The task >> Your task is to transcribe all the entries exactly, excluding pictures.

Data rows >>

━━━━━━

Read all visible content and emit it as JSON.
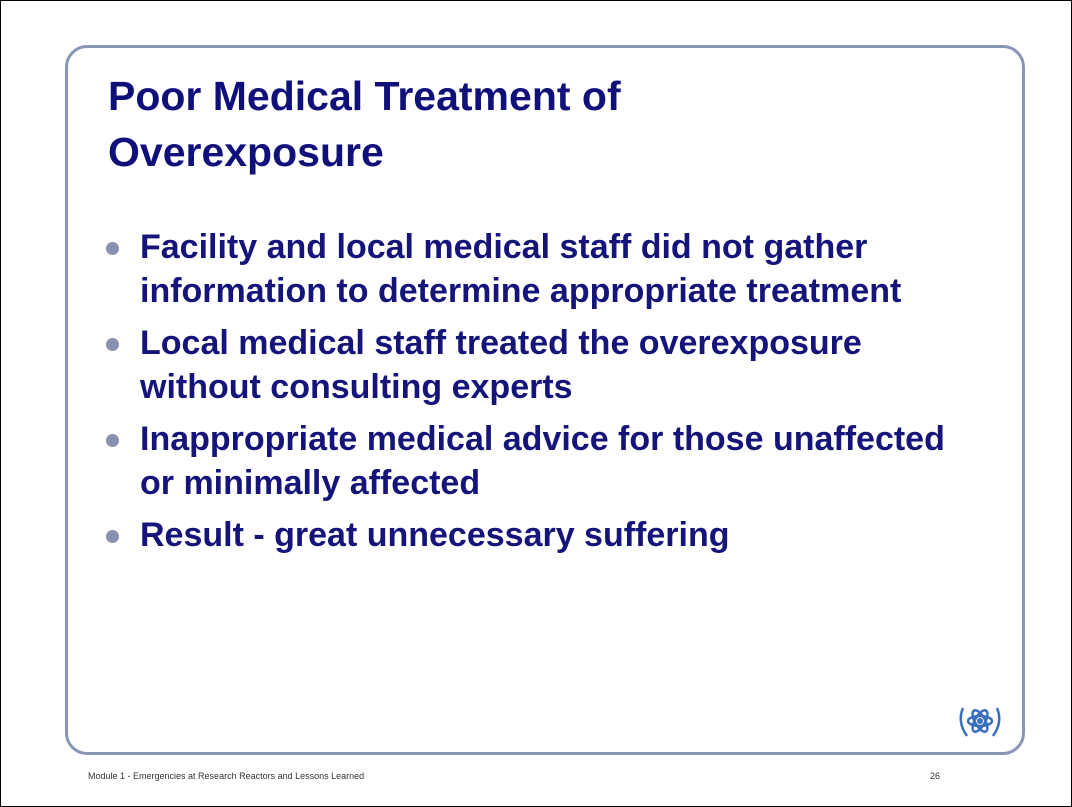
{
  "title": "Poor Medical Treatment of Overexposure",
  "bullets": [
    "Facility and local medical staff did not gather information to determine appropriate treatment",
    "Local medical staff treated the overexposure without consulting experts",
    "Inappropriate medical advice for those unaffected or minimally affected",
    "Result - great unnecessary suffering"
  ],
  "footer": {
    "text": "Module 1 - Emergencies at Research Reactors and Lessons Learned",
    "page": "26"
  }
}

━━━━━━

Written response >>
Read all visible content and emit it as JSON.
{
  "title": "Poor Medical Treatment of Overexposure",
  "bullets": [
    "Facility and local medical staff did not gather information to determine appropriate treatment",
    "Local medical staff treated the overexposure without consulting experts",
    "Inappropriate medical advice for those unaffected or minimally affected",
    "Result - great unnecessary suffering"
  ],
  "footer": {
    "text": "Module 1 - Emergencies at Research Reactors and Lessons Learned",
    "page": "26"
  }
}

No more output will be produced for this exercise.